*INFORMATION GIVEN:*
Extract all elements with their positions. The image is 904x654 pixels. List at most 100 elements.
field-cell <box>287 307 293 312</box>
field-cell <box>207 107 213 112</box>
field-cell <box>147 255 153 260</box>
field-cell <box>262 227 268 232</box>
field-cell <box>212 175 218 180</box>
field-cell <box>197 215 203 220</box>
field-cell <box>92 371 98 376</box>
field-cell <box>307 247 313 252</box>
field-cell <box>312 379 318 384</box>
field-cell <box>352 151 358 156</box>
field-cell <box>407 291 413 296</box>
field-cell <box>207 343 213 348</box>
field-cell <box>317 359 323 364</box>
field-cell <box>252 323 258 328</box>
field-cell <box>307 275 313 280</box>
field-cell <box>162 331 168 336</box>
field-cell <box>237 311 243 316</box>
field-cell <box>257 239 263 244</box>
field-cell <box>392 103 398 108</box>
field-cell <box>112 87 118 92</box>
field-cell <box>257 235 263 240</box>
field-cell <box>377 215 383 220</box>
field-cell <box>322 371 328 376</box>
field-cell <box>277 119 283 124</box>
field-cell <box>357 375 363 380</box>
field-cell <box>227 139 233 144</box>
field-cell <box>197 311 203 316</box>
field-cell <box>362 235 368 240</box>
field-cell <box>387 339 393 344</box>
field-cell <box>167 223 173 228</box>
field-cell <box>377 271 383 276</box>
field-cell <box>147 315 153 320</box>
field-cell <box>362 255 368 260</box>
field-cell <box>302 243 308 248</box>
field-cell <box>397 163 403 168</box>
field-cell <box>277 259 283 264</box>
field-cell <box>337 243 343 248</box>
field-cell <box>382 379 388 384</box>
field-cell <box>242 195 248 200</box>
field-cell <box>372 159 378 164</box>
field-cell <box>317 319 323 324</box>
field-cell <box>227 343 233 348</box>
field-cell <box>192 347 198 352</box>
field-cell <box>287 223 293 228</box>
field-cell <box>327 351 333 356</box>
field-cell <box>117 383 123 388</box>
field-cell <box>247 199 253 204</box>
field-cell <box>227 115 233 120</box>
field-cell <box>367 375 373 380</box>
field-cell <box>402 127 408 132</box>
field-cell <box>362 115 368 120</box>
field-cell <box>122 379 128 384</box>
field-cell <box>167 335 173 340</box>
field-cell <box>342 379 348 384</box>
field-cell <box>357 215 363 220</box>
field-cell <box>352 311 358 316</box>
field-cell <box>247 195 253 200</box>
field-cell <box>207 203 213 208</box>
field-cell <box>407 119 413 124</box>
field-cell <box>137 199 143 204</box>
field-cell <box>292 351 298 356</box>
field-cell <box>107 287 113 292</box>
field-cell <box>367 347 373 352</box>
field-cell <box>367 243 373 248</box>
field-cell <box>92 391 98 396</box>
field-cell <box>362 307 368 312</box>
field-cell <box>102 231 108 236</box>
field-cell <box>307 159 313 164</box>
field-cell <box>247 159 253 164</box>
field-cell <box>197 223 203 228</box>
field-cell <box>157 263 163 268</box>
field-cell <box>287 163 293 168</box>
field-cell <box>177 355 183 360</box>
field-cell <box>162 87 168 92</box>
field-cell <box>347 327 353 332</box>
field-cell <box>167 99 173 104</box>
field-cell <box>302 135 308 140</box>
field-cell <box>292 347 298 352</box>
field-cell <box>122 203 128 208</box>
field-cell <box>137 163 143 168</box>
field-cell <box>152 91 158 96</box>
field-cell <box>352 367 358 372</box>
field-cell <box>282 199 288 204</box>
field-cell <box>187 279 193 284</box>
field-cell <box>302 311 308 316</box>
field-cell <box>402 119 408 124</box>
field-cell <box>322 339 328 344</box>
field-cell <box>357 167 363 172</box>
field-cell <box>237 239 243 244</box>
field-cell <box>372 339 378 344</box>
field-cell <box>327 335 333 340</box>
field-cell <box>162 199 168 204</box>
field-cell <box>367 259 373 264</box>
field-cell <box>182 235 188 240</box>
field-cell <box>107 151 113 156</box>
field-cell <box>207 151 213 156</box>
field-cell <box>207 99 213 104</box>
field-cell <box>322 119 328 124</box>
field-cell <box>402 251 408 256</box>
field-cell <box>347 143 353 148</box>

*AIM:* Can you turn the records above into a JSON list of strings, with one string per line and blank lines left out?

*COMPLETE RESPONSE:*
[
  "Extract all elements with their positions. The image is 904x654 pixels. List at most 100 elements.",
  "field-cell <box>287 307 293 312</box>",
  "field-cell <box>207 107 213 112</box>",
  "field-cell <box>147 255 153 260</box>",
  "field-cell <box>262 227 268 232</box>",
  "field-cell <box>212 175 218 180</box>",
  "field-cell <box>197 215 203 220</box>",
  "field-cell <box>92 371 98 376</box>",
  "field-cell <box>307 247 313 252</box>",
  "field-cell <box>312 379 318 384</box>",
  "field-cell <box>352 151 358 156</box>",
  "field-cell <box>407 291 413 296</box>",
  "field-cell <box>207 343 213 348</box>",
  "field-cell <box>317 359 323 364</box>",
  "field-cell <box>252 323 258 328</box>",
  "field-cell <box>307 275 313 280</box>",
  "field-cell <box>162 331 168 336</box>",
  "field-cell <box>237 311 243 316</box>",
  "field-cell <box>257 239 263 244</box>",
  "field-cell <box>392 103 398 108</box>",
  "field-cell <box>112 87 118 92</box>",
  "field-cell <box>257 235 263 240</box>",
  "field-cell <box>377 215 383 220</box>",
  "field-cell <box>322 371 328 376</box>",
  "field-cell <box>277 119 283 124</box>",
  "field-cell <box>357 375 363 380</box>",
  "field-cell <box>227 139 233 144</box>",
  "field-cell <box>197 311 203 316</box>",
  "field-cell <box>362 235 368 240</box>",
  "field-cell <box>387 339 393 344</box>",
  "field-cell <box>167 223 173 228</box>",
  "field-cell <box>377 271 383 276</box>",
  "field-cell <box>147 315 153 320</box>",
  "field-cell <box>362 255 368 260</box>",
  "field-cell <box>302 243 308 248</box>",
  "field-cell <box>397 163 403 168</box>",
  "field-cell <box>277 259 283 264</box>",
  "field-cell <box>337 243 343 248</box>",
  "field-cell <box>382 379 388 384</box>",
  "field-cell <box>242 195 248 200</box>",
  "field-cell <box>372 159 378 164</box>",
  "field-cell <box>317 319 323 324</box>",
  "field-cell <box>227 343 233 348</box>",
  "field-cell <box>192 347 198 352</box>",
  "field-cell <box>287 223 293 228</box>",
  "field-cell <box>327 351 333 356</box>",
  "field-cell <box>117 383 123 388</box>",
  "field-cell <box>247 199 253 204</box>",
  "field-cell <box>227 115 233 120</box>",
  "field-cell <box>367 375 373 380</box>",
  "field-cell <box>402 127 408 132</box>",
  "field-cell <box>362 115 368 120</box>",
  "field-cell <box>122 379 128 384</box>",
  "field-cell <box>167 335 173 340</box>",
  "field-cell <box>342 379 348 384</box>",
  "field-cell <box>357 215 363 220</box>",
  "field-cell <box>352 311 358 316</box>",
  "field-cell <box>247 195 253 200</box>",
  "field-cell <box>207 203 213 208</box>",
  "field-cell <box>407 119 413 124</box>",
  "field-cell <box>137 199 143 204</box>",
  "field-cell <box>292 351 298 356</box>",
  "field-cell <box>107 287 113 292</box>",
  "field-cell <box>367 347 373 352</box>",
  "field-cell <box>367 243 373 248</box>",
  "field-cell <box>92 391 98 396</box>",
  "field-cell <box>362 307 368 312</box>",
  "field-cell <box>102 231 108 236</box>",
  "field-cell <box>307 159 313 164</box>",
  "field-cell <box>247 159 253 164</box>",
  "field-cell <box>197 223 203 228</box>",
  "field-cell <box>157 263 163 268</box>",
  "field-cell <box>287 163 293 168</box>",
  "field-cell <box>177 355 183 360</box>",
  "field-cell <box>162 87 168 92</box>",
  "field-cell <box>347 327 353 332</box>",
  "field-cell <box>167 99 173 104</box>",
  "field-cell <box>302 135 308 140</box>",
  "field-cell <box>292 347 298 352</box>",
  "field-cell <box>122 203 128 208</box>",
  "field-cell <box>137 163 143 168</box>",
  "field-cell <box>152 91 158 96</box>",
  "field-cell <box>352 367 358 372</box>",
  "field-cell <box>282 199 288 204</box>",
  "field-cell <box>187 279 193 284</box>",
  "field-cell <box>302 311 308 316</box>",
  "field-cell <box>402 119 408 124</box>",
  "field-cell <box>322 339 328 344</box>",
  "field-cell <box>357 167 363 172</box>",
  "field-cell <box>237 239 243 244</box>",
  "field-cell <box>372 339 378 344</box>",
  "field-cell <box>327 335 333 340</box>",
  "field-cell <box>162 199 168 204</box>",
  "field-cell <box>367 259 373 264</box>",
  "field-cell <box>182 235 188 240</box>",
  "field-cell <box>107 151 113 156</box>",
  "field-cell <box>207 151 213 156</box>",
  "field-cell <box>207 99 213 104</box>",
  "field-cell <box>322 119 328 124</box>",
  "field-cell <box>402 251 408 256</box>",
  "field-cell <box>347 143 353 148</box>"
]